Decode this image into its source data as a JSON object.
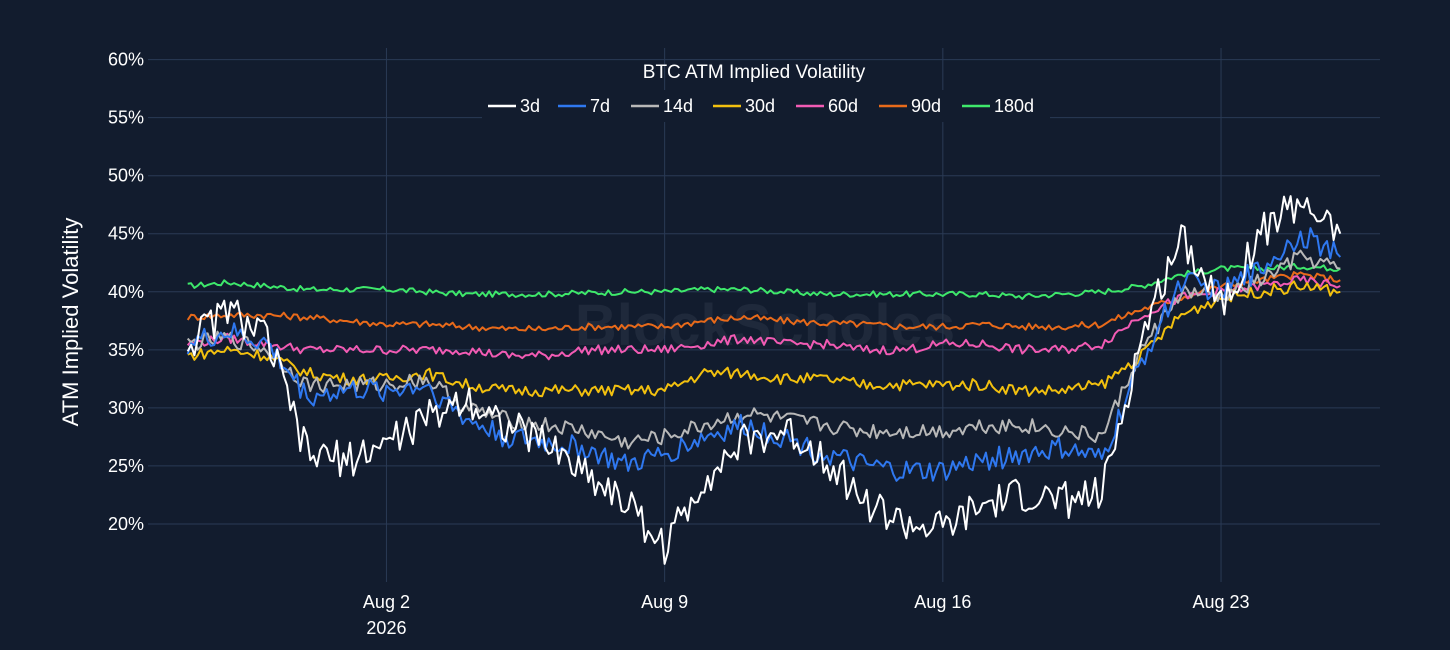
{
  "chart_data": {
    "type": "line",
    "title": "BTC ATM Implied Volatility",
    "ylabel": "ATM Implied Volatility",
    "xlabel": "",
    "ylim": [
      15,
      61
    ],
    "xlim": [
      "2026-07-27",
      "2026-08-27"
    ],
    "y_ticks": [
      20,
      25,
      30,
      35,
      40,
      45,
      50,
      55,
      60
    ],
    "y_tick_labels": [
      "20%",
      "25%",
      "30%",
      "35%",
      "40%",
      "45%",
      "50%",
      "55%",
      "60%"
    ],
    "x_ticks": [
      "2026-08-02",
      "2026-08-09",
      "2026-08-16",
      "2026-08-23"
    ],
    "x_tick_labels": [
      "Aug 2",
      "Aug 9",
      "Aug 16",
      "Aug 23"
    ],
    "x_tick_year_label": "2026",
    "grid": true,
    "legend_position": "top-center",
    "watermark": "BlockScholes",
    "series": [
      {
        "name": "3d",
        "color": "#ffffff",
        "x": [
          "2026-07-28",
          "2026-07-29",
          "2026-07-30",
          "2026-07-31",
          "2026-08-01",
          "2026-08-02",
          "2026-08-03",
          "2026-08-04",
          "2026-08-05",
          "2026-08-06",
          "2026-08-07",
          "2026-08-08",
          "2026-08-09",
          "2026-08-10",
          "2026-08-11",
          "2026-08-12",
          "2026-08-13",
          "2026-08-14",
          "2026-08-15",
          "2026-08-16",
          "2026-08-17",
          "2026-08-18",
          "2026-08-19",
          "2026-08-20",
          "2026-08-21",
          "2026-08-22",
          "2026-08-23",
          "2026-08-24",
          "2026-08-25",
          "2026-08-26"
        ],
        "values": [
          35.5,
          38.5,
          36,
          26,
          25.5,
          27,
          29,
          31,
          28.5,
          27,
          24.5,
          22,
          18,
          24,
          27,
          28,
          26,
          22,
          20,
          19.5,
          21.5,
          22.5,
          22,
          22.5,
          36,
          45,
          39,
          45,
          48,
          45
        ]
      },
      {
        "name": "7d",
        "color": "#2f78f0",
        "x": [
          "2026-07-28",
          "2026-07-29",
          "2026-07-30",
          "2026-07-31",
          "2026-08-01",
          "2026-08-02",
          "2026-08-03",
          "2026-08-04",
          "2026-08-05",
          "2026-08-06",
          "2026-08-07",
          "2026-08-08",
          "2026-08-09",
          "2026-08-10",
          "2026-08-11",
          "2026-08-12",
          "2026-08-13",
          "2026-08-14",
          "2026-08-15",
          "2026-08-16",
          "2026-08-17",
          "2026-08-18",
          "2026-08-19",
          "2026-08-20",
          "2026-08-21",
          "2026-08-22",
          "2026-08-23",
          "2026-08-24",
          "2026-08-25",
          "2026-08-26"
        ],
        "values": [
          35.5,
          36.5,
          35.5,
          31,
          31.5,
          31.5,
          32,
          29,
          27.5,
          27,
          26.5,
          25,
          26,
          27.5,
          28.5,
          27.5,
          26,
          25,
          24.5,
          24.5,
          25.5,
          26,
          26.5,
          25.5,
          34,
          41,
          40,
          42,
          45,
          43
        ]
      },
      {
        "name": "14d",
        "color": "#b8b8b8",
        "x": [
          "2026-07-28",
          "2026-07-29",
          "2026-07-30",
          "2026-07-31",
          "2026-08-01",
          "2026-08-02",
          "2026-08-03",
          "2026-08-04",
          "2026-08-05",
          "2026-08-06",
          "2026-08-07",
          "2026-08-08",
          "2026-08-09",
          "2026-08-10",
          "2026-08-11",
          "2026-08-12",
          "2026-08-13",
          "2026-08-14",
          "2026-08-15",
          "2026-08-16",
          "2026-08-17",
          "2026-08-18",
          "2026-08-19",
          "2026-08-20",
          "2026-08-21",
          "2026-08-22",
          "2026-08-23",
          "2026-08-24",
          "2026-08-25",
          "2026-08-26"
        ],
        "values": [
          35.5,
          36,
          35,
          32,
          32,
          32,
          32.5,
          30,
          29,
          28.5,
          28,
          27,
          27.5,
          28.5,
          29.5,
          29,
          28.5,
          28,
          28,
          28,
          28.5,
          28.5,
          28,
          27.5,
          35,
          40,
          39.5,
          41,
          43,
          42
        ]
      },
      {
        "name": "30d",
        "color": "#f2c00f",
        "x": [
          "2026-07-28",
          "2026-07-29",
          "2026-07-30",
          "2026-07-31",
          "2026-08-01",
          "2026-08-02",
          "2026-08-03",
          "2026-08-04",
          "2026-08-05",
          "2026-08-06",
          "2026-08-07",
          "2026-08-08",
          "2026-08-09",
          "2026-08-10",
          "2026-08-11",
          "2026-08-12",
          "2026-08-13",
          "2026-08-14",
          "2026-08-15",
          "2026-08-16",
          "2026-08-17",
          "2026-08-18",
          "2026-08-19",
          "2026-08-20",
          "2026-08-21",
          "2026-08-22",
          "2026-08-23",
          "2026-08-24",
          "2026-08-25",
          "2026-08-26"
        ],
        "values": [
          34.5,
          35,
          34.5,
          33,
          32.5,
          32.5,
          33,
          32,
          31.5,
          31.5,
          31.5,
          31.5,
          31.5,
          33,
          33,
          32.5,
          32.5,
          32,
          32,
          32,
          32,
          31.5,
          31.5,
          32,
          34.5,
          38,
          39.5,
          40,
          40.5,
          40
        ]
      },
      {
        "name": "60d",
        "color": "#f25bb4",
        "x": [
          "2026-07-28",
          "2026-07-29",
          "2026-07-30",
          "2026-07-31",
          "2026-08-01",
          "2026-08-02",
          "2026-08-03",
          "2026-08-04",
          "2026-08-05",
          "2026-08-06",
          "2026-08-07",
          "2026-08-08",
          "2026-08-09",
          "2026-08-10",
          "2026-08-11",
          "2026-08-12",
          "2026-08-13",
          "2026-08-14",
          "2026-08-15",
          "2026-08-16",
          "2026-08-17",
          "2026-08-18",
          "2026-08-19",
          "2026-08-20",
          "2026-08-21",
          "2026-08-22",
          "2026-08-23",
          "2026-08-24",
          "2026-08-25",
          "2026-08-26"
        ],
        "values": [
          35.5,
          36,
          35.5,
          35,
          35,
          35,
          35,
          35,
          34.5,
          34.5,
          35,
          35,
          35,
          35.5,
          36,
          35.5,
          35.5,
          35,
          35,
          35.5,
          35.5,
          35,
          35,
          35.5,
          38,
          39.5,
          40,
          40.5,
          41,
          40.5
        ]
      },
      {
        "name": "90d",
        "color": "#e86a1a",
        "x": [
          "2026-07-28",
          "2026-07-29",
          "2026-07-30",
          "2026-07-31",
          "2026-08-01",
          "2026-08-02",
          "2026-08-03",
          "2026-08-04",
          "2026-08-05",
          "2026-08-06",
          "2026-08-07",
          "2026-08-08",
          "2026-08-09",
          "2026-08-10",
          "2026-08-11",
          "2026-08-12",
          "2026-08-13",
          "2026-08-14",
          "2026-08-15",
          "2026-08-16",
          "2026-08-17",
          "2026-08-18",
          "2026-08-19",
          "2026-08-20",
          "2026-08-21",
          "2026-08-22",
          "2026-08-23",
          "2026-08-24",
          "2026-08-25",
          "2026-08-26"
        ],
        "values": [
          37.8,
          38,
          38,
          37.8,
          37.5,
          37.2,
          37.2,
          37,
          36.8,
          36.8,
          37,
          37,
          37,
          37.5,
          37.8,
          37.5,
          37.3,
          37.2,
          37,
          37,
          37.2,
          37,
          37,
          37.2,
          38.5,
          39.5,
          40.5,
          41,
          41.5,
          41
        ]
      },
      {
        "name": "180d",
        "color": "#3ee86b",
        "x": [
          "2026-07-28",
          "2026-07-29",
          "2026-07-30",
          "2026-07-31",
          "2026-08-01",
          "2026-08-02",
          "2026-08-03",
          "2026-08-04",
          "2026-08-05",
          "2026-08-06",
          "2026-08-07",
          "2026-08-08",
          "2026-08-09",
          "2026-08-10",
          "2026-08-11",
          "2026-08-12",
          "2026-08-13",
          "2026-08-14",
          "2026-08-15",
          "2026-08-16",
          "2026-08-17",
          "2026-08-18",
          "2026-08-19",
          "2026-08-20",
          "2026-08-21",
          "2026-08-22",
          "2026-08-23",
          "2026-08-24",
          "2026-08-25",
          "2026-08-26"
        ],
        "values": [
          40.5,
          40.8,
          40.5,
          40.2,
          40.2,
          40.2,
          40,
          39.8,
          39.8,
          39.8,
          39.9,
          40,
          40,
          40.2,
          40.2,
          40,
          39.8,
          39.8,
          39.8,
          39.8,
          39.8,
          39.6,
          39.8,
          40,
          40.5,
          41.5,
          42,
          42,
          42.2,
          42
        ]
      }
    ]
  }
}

**WRITTEN TASK:** Say how many lines in the records contain the string "color", and say nothing else.

**OUTPUT FOR THIS EXERCISE:** 7